**To do:**
Report every line of the records that contains the string "reference".

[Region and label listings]
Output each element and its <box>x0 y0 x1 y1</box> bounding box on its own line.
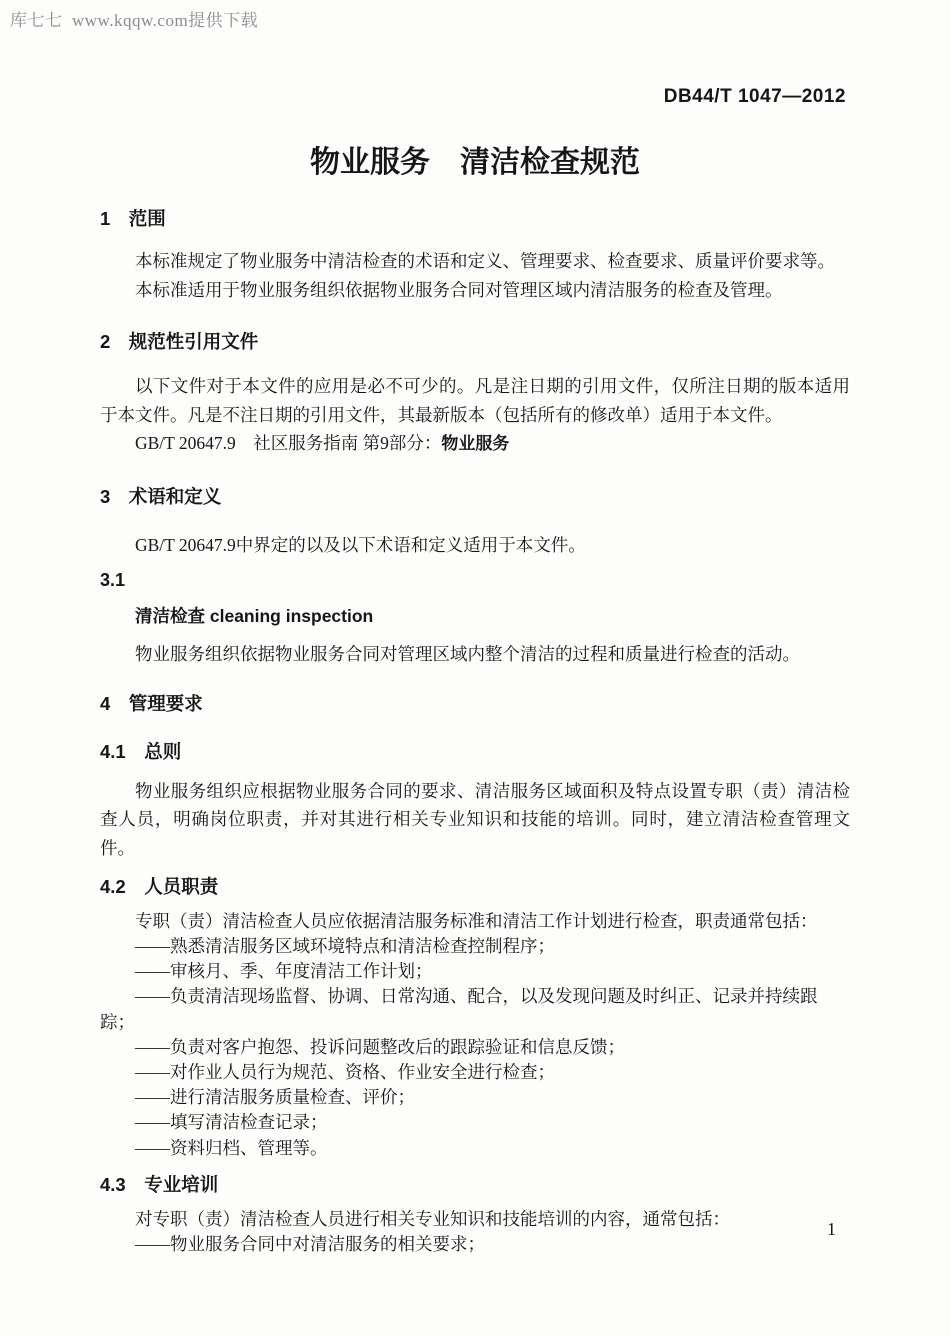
section-4-3-lead: 对专职（责）清洁检查人员进行相关专业知识和技能培训的内容，通常包括： <box>100 1206 850 1232</box>
list-item: ——填写清洁检查记录； <box>100 1110 850 1135</box>
list-item: ——对作业人员行为规范、资格、作业安全进行检查； <box>100 1060 850 1085</box>
section-4-3-training-list: ——物业服务合同中对清洁服务的相关要求； <box>100 1232 850 1257</box>
section-4-2-heading: 4.2 人员职责 <box>100 875 850 899</box>
section-3-paragraph-1: GB/T 20647.9中界定的以及以下术语和定义适用于本文件。 <box>100 531 850 560</box>
section-3-heading: 3 术语和定义 <box>100 485 850 509</box>
document-body: 1 范围 本标准规定了物业服务中清洁检查的术语和定义、管理要求、检查要求、质量评… <box>100 207 850 1257</box>
standard-number: DB44/T 1047—2012 <box>0 86 846 108</box>
section-1-heading: 1 范围 <box>100 207 850 231</box>
list-item: ——进行清洁服务质量检查、评价； <box>100 1085 850 1110</box>
term-definition: 物业服务组织依据物业服务合同对管理区域内整个清洁的过程和质量进行检查的活动。 <box>100 640 850 669</box>
term-number: 3.1 <box>100 569 850 591</box>
list-item: ——物业服务合同中对清洁服务的相关要求； <box>100 1232 850 1257</box>
section-2-heading: 2 规范性引用文件 <box>100 330 850 354</box>
section-4-2-duty-list: ——熟悉清洁服务区域环境特点和清洁检查控制程序； ——审核月、季、年度清洁工作计… <box>100 934 850 1161</box>
watermark-text: 库七七 www.kqqw.com提供下载 <box>10 6 258 31</box>
reference-title-bold: 物业服务 <box>441 434 509 453</box>
list-item: ——审核月、季、年度清洁工作计划； <box>100 959 850 984</box>
list-item: ——资料归档、管理等。 <box>100 1136 850 1161</box>
section-2-paragraph-1: 以下文件对于本文件的应用是必不可少的。凡是注日期的引用文件，仅所注日期的版本适用… <box>100 372 850 429</box>
reference-text: GB/T 20647.9 社区服务指南 第9部分： <box>135 433 441 453</box>
page-title: 物业服务 清洁检查规范 <box>0 146 950 180</box>
document-page: 库七七 www.kqqw.com提供下载 DB44/T 1047—2012 物业… <box>0 0 950 1336</box>
section-4-3-heading: 4.3 专业培训 <box>100 1173 850 1197</box>
section-4-1-paragraph: 物业服务组织应根据物业服务合同的要求、清洁服务区域面积及特点设置专职（责）清洁检… <box>100 777 850 863</box>
page-number: 1 <box>827 1218 836 1240</box>
section-1-paragraph-1: 本标准规定了物业服务中清洁检查的术语和定义、管理要求、检查要求、质量评价要求等。 <box>100 247 850 276</box>
section-4-2-lead: 专职（责）清洁检查人员应依据清洁服务标准和清洁工作计划进行检查，职责通常包括： <box>100 908 850 934</box>
list-item: ——负责清洁现场监督、协调、日常沟通、配合，以及发现问题及时纠正、记录并持续跟踪… <box>100 984 850 1034</box>
section-4-heading: 4 管理要求 <box>100 692 850 716</box>
section-4-1-heading: 4.1 总则 <box>100 740 850 764</box>
section-2-reference: GB/T 20647.9 社区服务指南 第9部分：物业服务 <box>100 429 850 459</box>
section-1-paragraph-2: 本标准适用于物业服务组织依据物业服务合同对管理区域内清洁服务的检查及管理。 <box>100 276 850 305</box>
list-item: ——熟悉清洁服务区域环境特点和清洁检查控制程序； <box>100 934 850 959</box>
list-item: ——负责对客户抱怨、投诉问题整改后的跟踪验证和信息反馈； <box>100 1035 850 1060</box>
term-entry: 清洁检查 cleaning inspection <box>100 604 850 628</box>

**Exercise solution:**
reference-title-bold: 物业服务 <box>441 434 509 453</box>
reference-text: GB/T 20647.9 社区服务指南 第9部分： <box>135 433 441 453</box>
section-2-reference: GB/T 20647.9 社区服务指南 第9部分：物业服务 <box>100 429 850 459</box>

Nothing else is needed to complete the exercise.